- [CHALLENGE]: From the listing below, pull out every line where the string "철근콘크리트조" appears.
===============
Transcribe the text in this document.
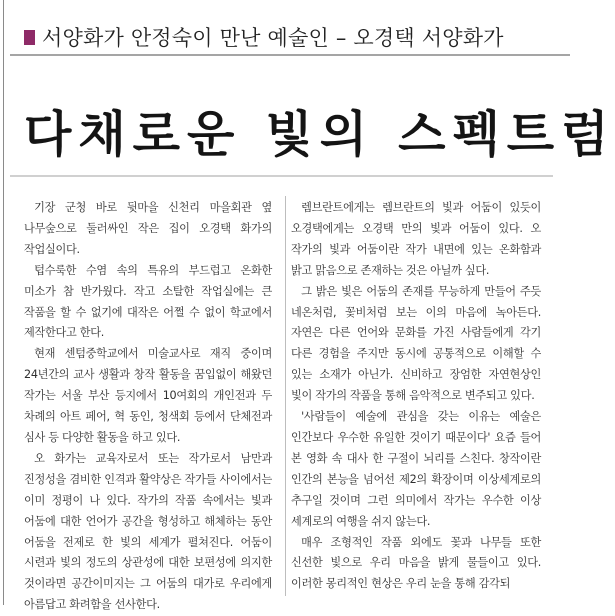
서양화가 안정숙이 만난 예술인 – 오경택 서양화가
다채로운 빛의 스펙트럼

기장 군청 바로 뒷마을 신천리 마을회관 옆 나무숲으로 둘러싸인 작은 집이 오경택 화가의 작업실이다.

텁수룩한 수염 속의 특유의 부드럽고 온화한 미소가 참 반가웠다. 작고 소탈한 작업실에는 큰 작품을 할 수 없기에 대작은 어쩔 수 없이 학교에서 제작한다고 한다.

현재 센텀중학교에서 미술교사로 재직 중이며 24년간의 교사 생활과 창작 활동을 꿈입없이 해왔던 작가는 서울 부산 등지에서 10여회의 개인전과 두 차례의 아트 페어, 혁 동인, 청색회 등에서 단체전과 심사 등 다양한 활동을 하고 있다.

오 화가는 교육자로서 또는 작가로서 남만과 진정성을 겸비한 인격과 활약상은 작가들 사이에서는 이미 정평이 나 있다. 작가의 작품 속에서는 빛과 어둠에 대한 언어가 공간을 형성하고 해체하는 동안 어둠을 전제로 한 빛의 세계가 펼쳐진다. 어둠이 시련과 빛의 정도의 상관성에 대한 보편성에 의지한 것이라면 공간이미지는 그 어둠의 대가로 우리에게 아름답고 화려함을 선사한다.

렘브란트에게는 렘브란트의 빛과 어둠이 있듯이 오경택에게는 오경택 만의 빛과 어둠이 있다. 오 작가의 빛과 어둠이란 작가 내면에 있는 온화함과 밝고 맑음으로 존재하는 것은 아닐까 싶다.

그 밝은 빛은 어둠의 존재를 무능하게 만들어 주듯 네온처럼, 꽃비처럼 보는 이의 마음에 녹아든다. 자연은 다른 언어와 문화를 가진 사람들에게 각기 다른 경험을 주지만 동시에 공통적으로 이해할 수 있는 소재가 아닌가. 신비하고 장엄한 자연현상인 빛이 작가의 작품을 통해 음악적으로 변주되고 있다.

'사람들이 예술에 관심을 갖는 이유는 예술은 인간보다 우수한 유일한 것이기 때문이다' 요즘 들어 본 영화 속 대사 한 구절이 뇌리를 스친다. 창작이란 인간의 본능을 넘어선 제2의 확장이며 이상세계로의 추구일 것이며 그런 의미에서 작가는 우수한 이상 세계로의 여행을 쉬지 않는다.

매우 조형적인 작품 외에도 꽃과 나무들 또한 신선한 빛으로 우리 마음을 밝게 물들이고 있다. 이러한 몽리적인 현상은 우리 눈을 통해 감각되
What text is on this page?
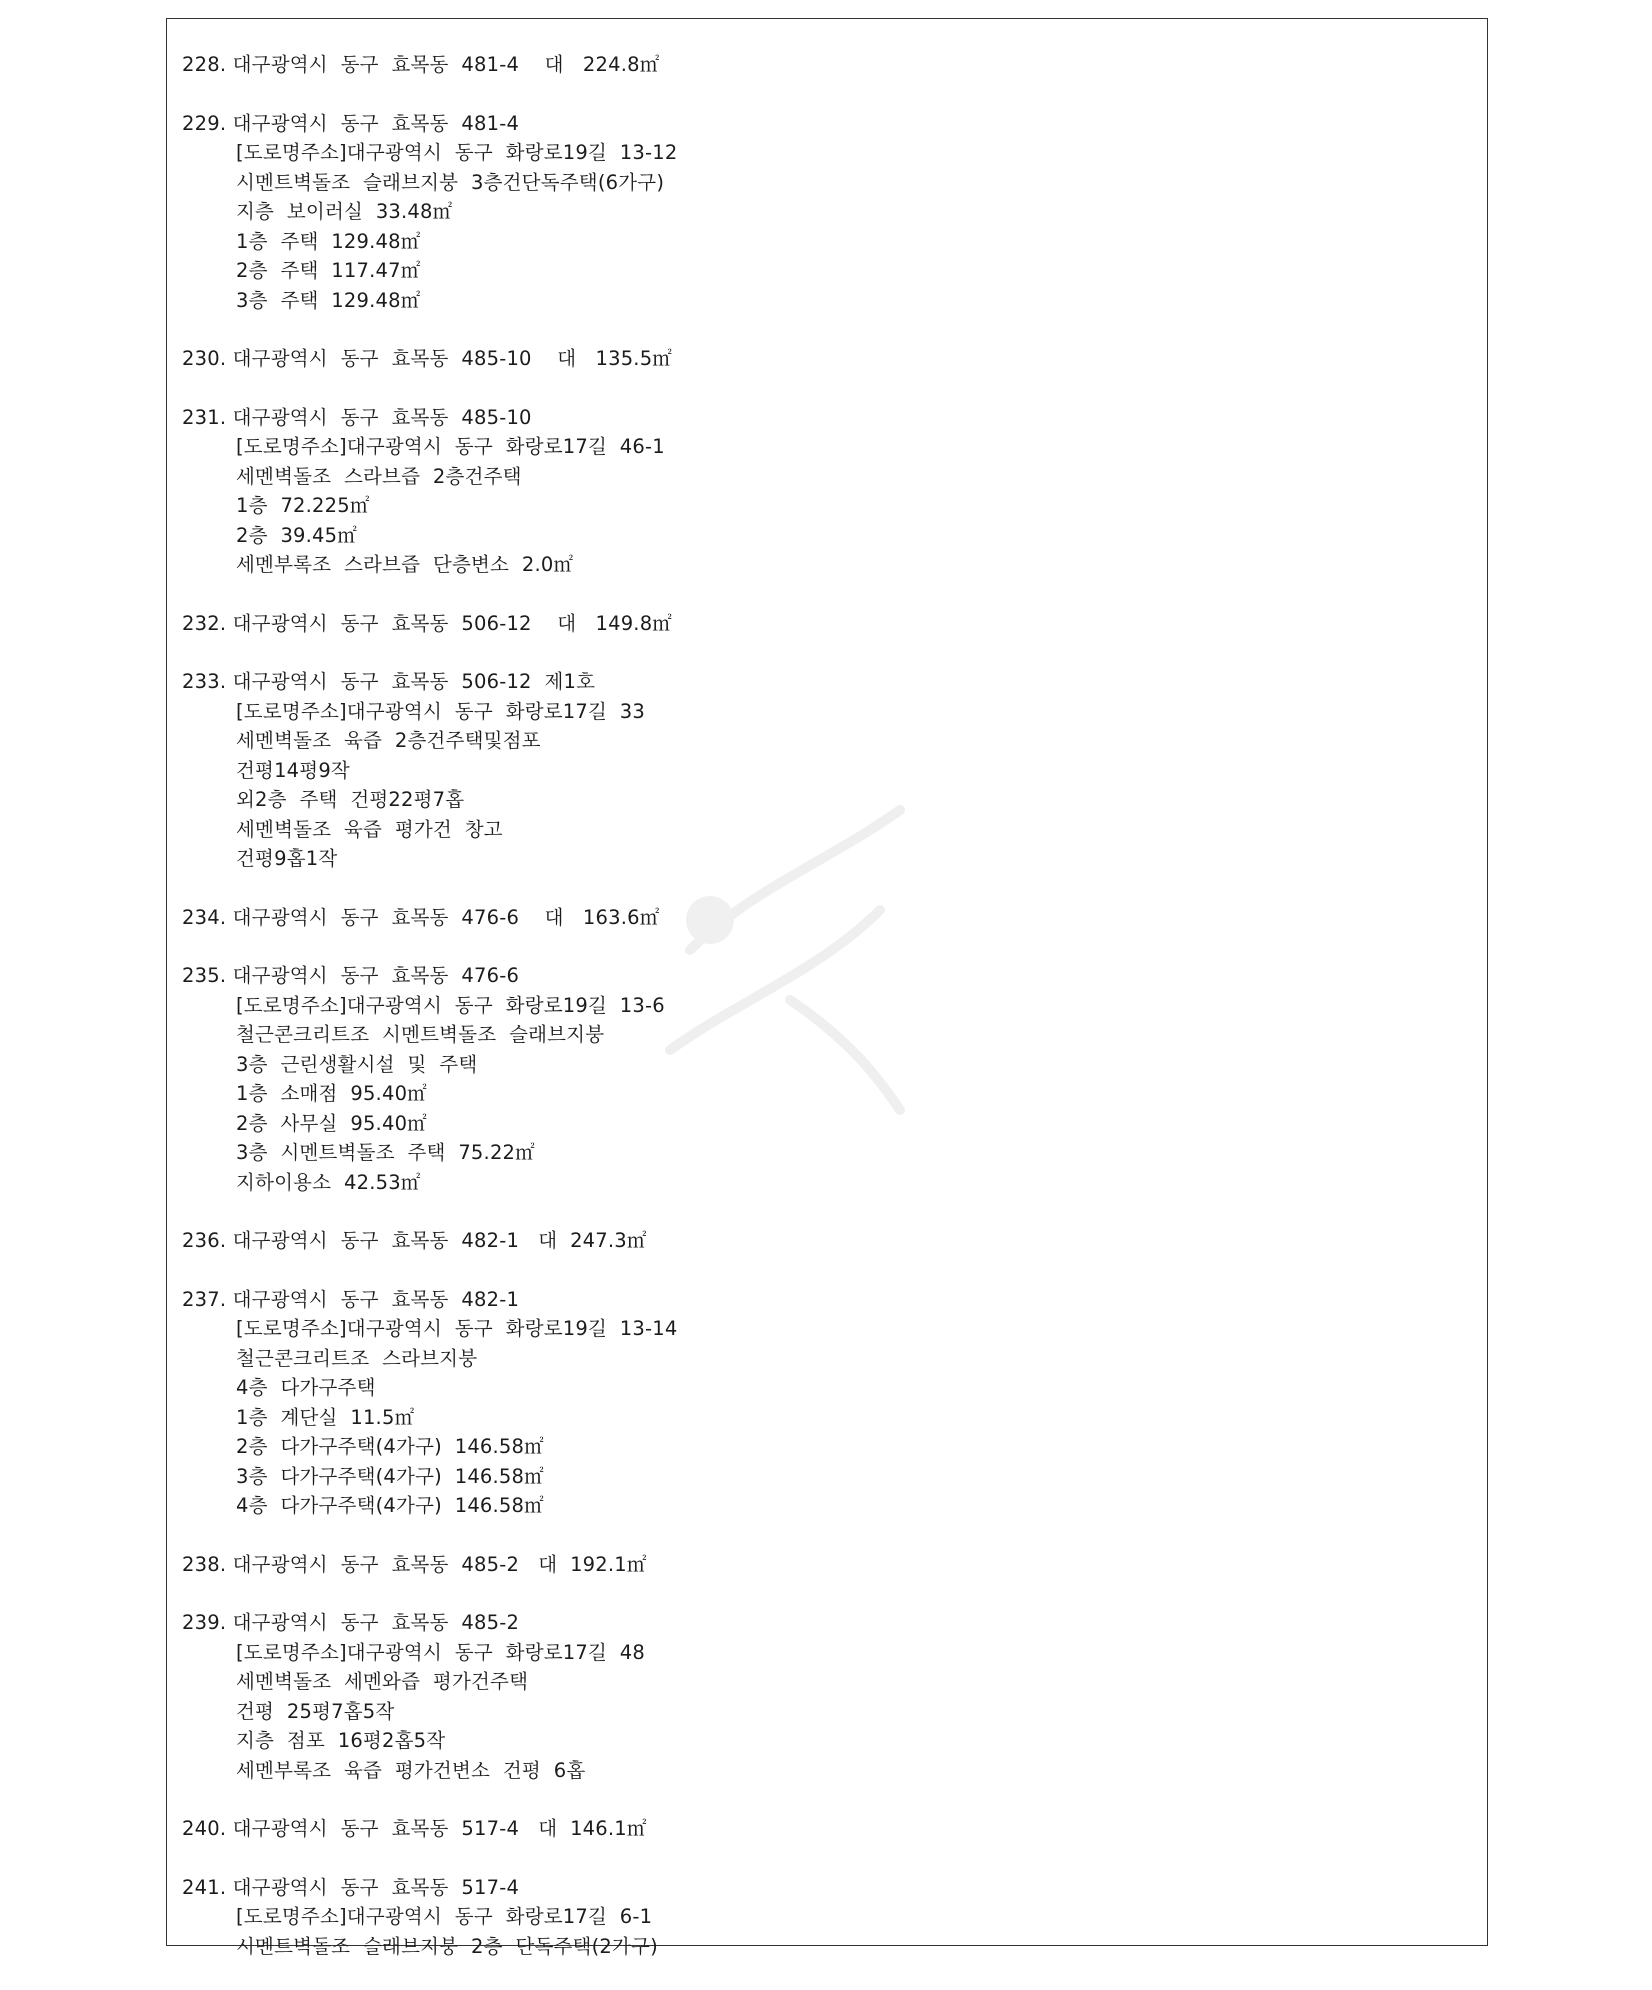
228. 대구광역시  동구  효목동  481-4    대   224.8㎡
229. 대구광역시  동구  효목동  481-4
[도로명주소]대구광역시  동구  화랑로19길  13-12
시멘트벽돌조  슬래브지붕  3층건단독주택(6가구)
지층  보이러실  33.48㎡
1층  주택  129.48㎡
2층  주택  117.47㎡
3층  주택  129.48㎡
230. 대구광역시  동구  효목동  485-10    대   135.5㎡
231. 대구광역시  동구  효목동  485-10
[도로명주소]대구광역시  동구  화랑로17길  46-1
세멘벽돌조  스라브즙  2층건주택
1층  72.225㎡
2층  39.45㎡
세멘부록조  스라브즙  단층변소  2.0㎡
232. 대구광역시  동구  효목동  506-12    대   149.8㎡
233. 대구광역시  동구  효목동  506-12  제1호
[도로명주소]대구광역시  동구  화랑로17길  33
세멘벽돌조  육즙  2층건주택및점포
건평14평9작
외2층  주택  건평22평7홉
세멘벽돌조  육즙  평가건  창고
건평9홉1작
234. 대구광역시  동구  효목동  476-6    대   163.6㎡
235. 대구광역시  동구  효목동  476-6
[도로명주소]대구광역시  동구  화랑로19길  13-6
철근콘크리트조  시멘트벽돌조  슬래브지붕
3층  근린생활시설  및  주택
1층  소매점  95.40㎡
2층  사무실  95.40㎡
3층  시멘트벽돌조  주택  75.22㎡
지하이용소  42.53㎡
236. 대구광역시  동구  효목동  482-1   대  247.3㎡
237. 대구광역시  동구  효목동  482-1
[도로명주소]대구광역시  동구  화랑로19길  13-14
철근콘크리트조  스라브지붕
4층  다가구주택
1층  계단실  11.5㎡
2층  다가구주택(4가구)  146.58㎡
3층  다가구주택(4가구)  146.58㎡
4층  다가구주택(4가구)  146.58㎡
238. 대구광역시  동구  효목동  485-2   대  192.1㎡
239. 대구광역시  동구  효목동  485-2
[도로명주소]대구광역시  동구  화랑로17길  48
세멘벽돌조  세멘와즙  평가건주택
건평  25평7홉5작
지층  점포  16평2홉5작
세멘부록조  육즙  평가건변소  건평  6홉
240. 대구광역시  동구  효목동  517-4   대  146.1㎡
241. 대구광역시  동구  효목동  517-4
[도로명주소]대구광역시  동구  화랑로17길  6-1
시멘트벽돌조  슬래브지붕  2층  단독주택(2가구)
===============
- [SOLVED PROBLEM]:
철근콘크리트조  시멘트벽돌조  슬래브지붕
철근콘크리트조  스라브지붕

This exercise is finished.